■ **Given task**:
Using the data below, gather each line that includes the word "haluamasi".

[Stored records]
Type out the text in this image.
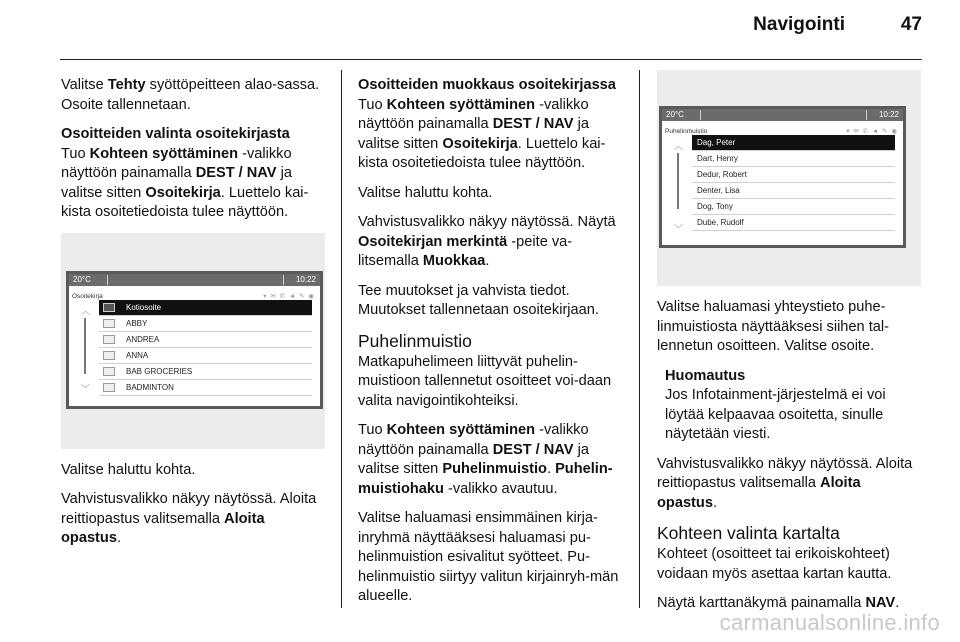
Navigointi	47

Valitse Tehty syöttöpeitteen alao-sassa. Osoite tallennetaan.

Osoitteiden valinta osoitekirjasta
Tuo Kohteen syöttäminen -valikko näyttöön painamalla DEST / NAV ja valitse sitten Osoitekirja. Luettelo kai-kista osoitetiedoista tulee näyttöön.

20°C	10:22
Osoitekirja	▾ ✉ ✆ ◄ ✎ ◉
︿
﹀
Kotiosoite
ABBY
ANDREA
ANNA
BAB GROCERIES
BADMINTON

Valitse haluttu kohta.

Vahvistusvalikko näkyy näytössä. Aloita reittiopastus valitsemalla Aloita opastus.

Osoitteiden muokkaus osoitekirjassa
Tuo Kohteen syöttäminen -valikko näyttöön painamalla DEST / NAV ja valitse sitten Osoitekirja. Luettelo kai-kista osoitetiedoista tulee näyttöön.

Valitse haluttu kohta.

Vahvistusvalikko näkyy näytössä. Näytä Osoitekirjan merkintä -peite va-litsemalla Muokkaa.

Tee muutokset ja vahvista tiedot. Muutokset tallennetaan osoitekirjaan.

Puhelinmuistio

Matkapuhelimeen liittyvät puhelin-muistioon tallennetut osoitteet voi-daan valita navigointikohteiksi.

Tuo Kohteen syöttäminen -valikko näyttöön painamalla DEST / NAV ja valitse sitten Puhelinmuistio. Puhelin-muistiohaku -valikko avautuu.

Valitse haluamasi ensimmäinen kirja-inryhmä näyttääksesi haluamasi pu-helinmuistion esivalitut syötteet. Pu-helinmuistio siirtyy valitun kirjainryh-män alueelle.

20°C	10:22
Puhelinmuistio	▾ ✉ ✆ ◄ ✎ ◉
︿
﹀
Dag, Peter
Dart, Henry
Dedur, Robert
Denter, Lisa
Dog, Tony
Dube, Rudolf

Valitse haluamasi yhteystieto puhe-linmuistiosta näyttääksesi siihen tal-lennetun osoitteen. Valitse osoite.

Huomautus
Jos Infotainment-järjestelmä ei voi löytää kelpaavaa osoitetta, sinulle näytetään viesti.

Vahvistusvalikko näkyy näytössä. Aloita reittiopastus valitsemalla Aloita opastus.

Kohteen valinta kartalta

Kohteet (osoitteet tai erikoiskohteet) voidaan myös asettaa kartan kautta.

Näytä karttanäkymä painamalla NAV.

carmanualsonline.info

■ **Worked solution**:
Valitse haluamasi ensimmäinen kirja-inryhmä näyttääksesi haluamasi pu-helinmuistion esivalitut syötteet. Pu-helinmuistio siirtyy valitun kirjainryh-män alueelle.
Valitse haluamasi yhteystieto puhe-linmuistiosta näyttääksesi siihen tal-lennetun osoitteen. Valitse osoite.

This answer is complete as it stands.